* [What you will do] Examine the material below. Gather every line in which the string "JSON" appears.

* [Items from a data source]
====
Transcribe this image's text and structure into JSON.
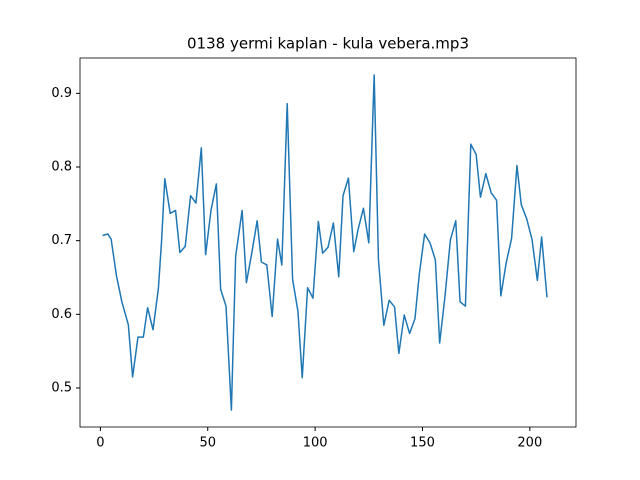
{
  "chart_data": {
    "type": "line",
    "title": "0138 yermi kaplan - kula vebera.mp3",
    "x": [
      1,
      3.5,
      5,
      7.5,
      10,
      13,
      15,
      17.5,
      20,
      22,
      24.5,
      27,
      28.5,
      30,
      32.5,
      35,
      37,
      39.5,
      42,
      44.5,
      47,
      49,
      51.5,
      54,
      56,
      58.5,
      61,
      63,
      66,
      68,
      70.5,
      73,
      75,
      77.5,
      80,
      82.5,
      84.5,
      87,
      89.5,
      92,
      94,
      96.5,
      99,
      101.5,
      103.5,
      106,
      108.5,
      111,
      113,
      115.5,
      118,
      120,
      122.5,
      125,
      127.5,
      129.5,
      132,
      134.5,
      137,
      139,
      141.5,
      144,
      146.5,
      148.5,
      151,
      153.5,
      156,
      158,
      160.5,
      163,
      165.5,
      167.5,
      170,
      172.5,
      175,
      177,
      179.5,
      182,
      184.5,
      186.5,
      189,
      191.5,
      194,
      196,
      198.5,
      201,
      203.5,
      205.5,
      208
    ],
    "series": [
      {
        "color": "#1f77b4",
        "values": [
          0.707,
          0.709,
          0.702,
          0.652,
          0.617,
          0.586,
          0.515,
          0.569,
          0.569,
          0.609,
          0.579,
          0.635,
          0.7,
          0.784,
          0.737,
          0.741,
          0.684,
          0.692,
          0.761,
          0.751,
          0.826,
          0.681,
          0.741,
          0.777,
          0.634,
          0.611,
          0.47,
          0.679,
          0.741,
          0.643,
          0.683,
          0.727,
          0.671,
          0.667,
          0.597,
          0.702,
          0.667,
          0.886,
          0.648,
          0.604,
          0.514,
          0.636,
          0.622,
          0.726,
          0.683,
          0.691,
          0.724,
          0.651,
          0.761,
          0.785,
          0.685,
          0.715,
          0.744,
          0.697,
          0.925,
          0.674,
          0.585,
          0.619,
          0.61,
          0.547,
          0.599,
          0.574,
          0.594,
          0.654,
          0.709,
          0.697,
          0.674,
          0.561,
          0.625,
          0.701,
          0.727,
          0.617,
          0.611,
          0.831,
          0.817,
          0.759,
          0.791,
          0.765,
          0.755,
          0.625,
          0.67,
          0.703,
          0.802,
          0.749,
          0.73,
          0.702,
          0.646,
          0.705,
          0.623
        ]
      }
    ],
    "xlim": [
      -9.5,
      221.5
    ],
    "xticks": [
      0,
      50,
      100,
      150,
      200
    ],
    "ylim": [
      0.447,
      0.948
    ],
    "yticks": [
      0.5,
      0.6,
      0.7,
      0.8,
      0.9
    ]
  }
}
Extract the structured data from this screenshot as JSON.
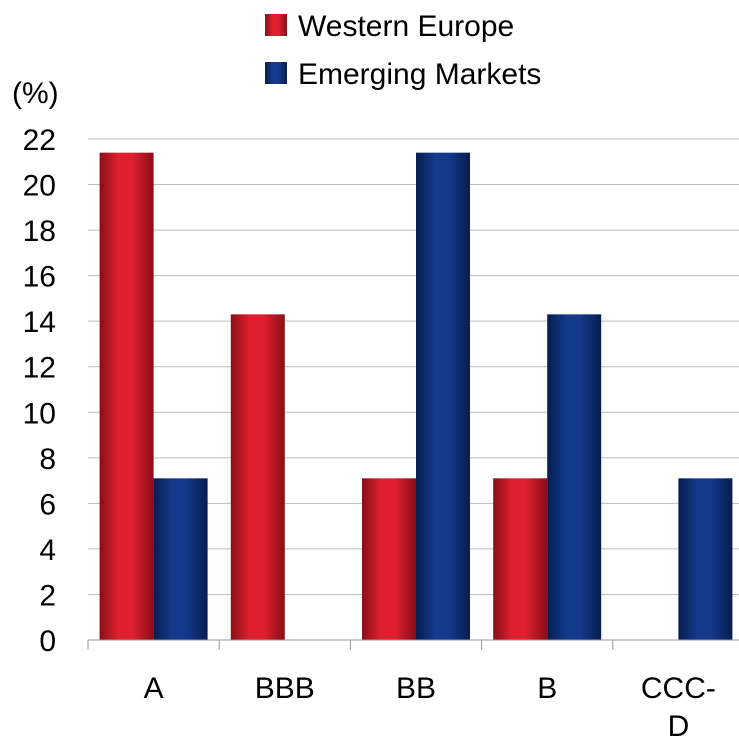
====
* [The answer]
Transcribe this image's text and structure into JSON.
Extract the structured data from this screenshot as JSON.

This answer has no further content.